* Aim of the exercise
Select lines where the word "name" appears.
┏━━
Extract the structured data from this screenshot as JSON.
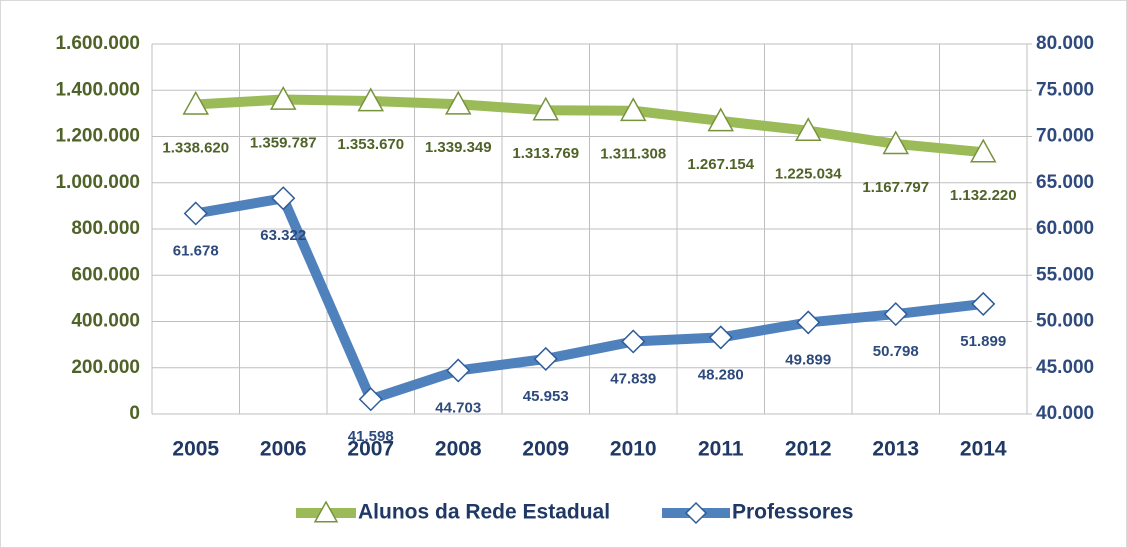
{
  "chart_data": {
    "type": "line",
    "categories": [
      "2005",
      "2006",
      "2007",
      "2008",
      "2009",
      "2010",
      "2011",
      "2012",
      "2013",
      "2014"
    ],
    "series": [
      {
        "name": "Alunos da Rede Estadual",
        "color": "#9bbb59",
        "label_color": "#4f6228",
        "values": [
          1338620,
          1359787,
          1353670,
          1339349,
          1313769,
          1311308,
          1267154,
          1225034,
          1167797,
          1132220
        ],
        "value_labels": [
          "1.338.620",
          "1.359.787",
          "1.353.670",
          "1.339.349",
          "1.313.769",
          "1.311.308",
          "1.267.154",
          "1.225.034",
          "1.167.797",
          "1.132.220"
        ]
      },
      {
        "name": "Professores",
        "color": "#4f81bd",
        "label_color": "#2e4a7d",
        "axis": "y2",
        "values": [
          61678,
          63322,
          41598,
          44703,
          45953,
          47839,
          48280,
          49899,
          50798,
          51899
        ],
        "value_labels": [
          "61.678",
          "63.322",
          "41.598",
          "44.703",
          "45.953",
          "47.839",
          "48.280",
          "49.899",
          "50.798",
          "51.899"
        ]
      }
    ],
    "ylim": [
      0,
      1600000
    ],
    "yticks": [
      0,
      {
        "value": 200000,
        "label": "200.000"
      },
      {
        "value": 400000,
        "label": "400.000"
      },
      {
        "value": 600000,
        "label": "600.000"
      },
      {
        "value": 800000,
        "label": "800.000"
      },
      {
        "value": 1000000,
        "label": "1.000.000"
      },
      {
        "value": 1200000,
        "label": "1.200.000"
      },
      {
        "value": 1400000,
        "label": "1.400.000"
      },
      {
        "value": 1600000,
        "label": "1.600.000"
      }
    ],
    "y2lim": [
      40000,
      80000
    ],
    "y2ticks": [
      {
        "value": 40000,
        "label": "40.000"
      },
      {
        "value": 45000,
        "label": "45.000"
      },
      {
        "value": 50000,
        "label": "50.000"
      },
      {
        "value": 55000,
        "label": "55.000"
      },
      {
        "value": 60000,
        "label": "60.000"
      },
      {
        "value": 65000,
        "label": "65.000"
      },
      {
        "value": 70000,
        "label": "70.000"
      },
      {
        "value": 75000,
        "label": "75.000"
      },
      {
        "value": 80000,
        "label": "80.000"
      }
    ],
    "grid": true,
    "legend": "bottom"
  }
}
┗━━
* Result
        "name": "Alunos da Rede Estadual",
        "name": "Professores",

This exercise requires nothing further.